▸ **EXERCISE**
The required answer is a copy of each line in the entries below that includes "replication".

[[ MATERIALS PROVIDED, beginning ]]

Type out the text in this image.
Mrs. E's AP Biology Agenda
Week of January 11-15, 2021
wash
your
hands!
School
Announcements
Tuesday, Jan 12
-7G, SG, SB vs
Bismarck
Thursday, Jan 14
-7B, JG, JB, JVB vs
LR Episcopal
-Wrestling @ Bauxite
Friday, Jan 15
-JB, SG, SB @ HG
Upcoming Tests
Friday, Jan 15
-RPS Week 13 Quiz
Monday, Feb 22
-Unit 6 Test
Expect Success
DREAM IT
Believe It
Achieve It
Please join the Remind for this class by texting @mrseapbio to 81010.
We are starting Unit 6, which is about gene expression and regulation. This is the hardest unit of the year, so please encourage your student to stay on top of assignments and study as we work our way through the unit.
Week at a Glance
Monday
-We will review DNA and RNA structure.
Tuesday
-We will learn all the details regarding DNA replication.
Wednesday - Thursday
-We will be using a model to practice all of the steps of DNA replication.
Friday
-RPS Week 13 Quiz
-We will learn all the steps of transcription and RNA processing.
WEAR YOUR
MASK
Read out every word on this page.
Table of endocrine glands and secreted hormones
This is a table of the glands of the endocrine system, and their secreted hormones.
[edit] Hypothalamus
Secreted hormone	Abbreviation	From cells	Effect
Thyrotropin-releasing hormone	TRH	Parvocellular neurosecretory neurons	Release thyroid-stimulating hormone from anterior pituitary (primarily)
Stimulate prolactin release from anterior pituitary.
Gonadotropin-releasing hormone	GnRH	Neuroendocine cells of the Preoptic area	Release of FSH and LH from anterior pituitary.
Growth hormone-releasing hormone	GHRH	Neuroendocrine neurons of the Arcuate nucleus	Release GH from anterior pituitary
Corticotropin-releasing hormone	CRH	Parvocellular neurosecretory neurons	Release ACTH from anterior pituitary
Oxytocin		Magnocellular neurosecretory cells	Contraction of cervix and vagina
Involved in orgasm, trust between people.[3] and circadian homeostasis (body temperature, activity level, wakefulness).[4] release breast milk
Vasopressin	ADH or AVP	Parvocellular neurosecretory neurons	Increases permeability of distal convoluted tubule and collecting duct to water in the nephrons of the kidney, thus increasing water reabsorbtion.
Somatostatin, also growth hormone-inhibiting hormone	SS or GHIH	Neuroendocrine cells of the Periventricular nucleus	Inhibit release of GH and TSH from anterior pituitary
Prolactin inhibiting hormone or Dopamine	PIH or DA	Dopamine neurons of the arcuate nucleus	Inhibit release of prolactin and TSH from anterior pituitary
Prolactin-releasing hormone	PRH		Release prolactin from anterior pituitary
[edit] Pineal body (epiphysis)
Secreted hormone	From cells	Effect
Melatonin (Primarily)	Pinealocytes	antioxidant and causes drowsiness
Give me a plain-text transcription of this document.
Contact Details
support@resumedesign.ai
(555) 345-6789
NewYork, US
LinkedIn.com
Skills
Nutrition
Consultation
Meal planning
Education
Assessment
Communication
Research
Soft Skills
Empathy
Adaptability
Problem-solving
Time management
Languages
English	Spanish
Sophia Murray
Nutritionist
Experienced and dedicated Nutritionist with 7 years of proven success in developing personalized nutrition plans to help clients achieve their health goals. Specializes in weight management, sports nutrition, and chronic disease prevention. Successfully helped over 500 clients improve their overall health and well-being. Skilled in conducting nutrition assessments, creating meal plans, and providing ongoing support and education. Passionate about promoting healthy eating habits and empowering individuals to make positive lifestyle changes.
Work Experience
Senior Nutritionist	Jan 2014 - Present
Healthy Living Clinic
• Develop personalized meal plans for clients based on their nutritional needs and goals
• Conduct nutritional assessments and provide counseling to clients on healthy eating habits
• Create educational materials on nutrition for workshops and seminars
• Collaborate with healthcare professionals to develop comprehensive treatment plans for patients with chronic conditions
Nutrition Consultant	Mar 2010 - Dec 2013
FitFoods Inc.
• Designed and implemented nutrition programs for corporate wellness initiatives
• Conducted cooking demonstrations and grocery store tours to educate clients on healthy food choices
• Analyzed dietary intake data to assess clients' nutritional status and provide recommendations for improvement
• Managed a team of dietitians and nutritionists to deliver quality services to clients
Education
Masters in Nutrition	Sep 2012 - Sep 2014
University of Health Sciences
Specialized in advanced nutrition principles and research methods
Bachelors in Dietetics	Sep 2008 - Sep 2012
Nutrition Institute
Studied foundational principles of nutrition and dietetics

[[ MATERIALS PROVIDED, end ]]

▸ **WRITTEN RESPONSE**
-We will learn all the details regarding DNA replication.
-We will be using a model to practice all of the steps of DNA replication.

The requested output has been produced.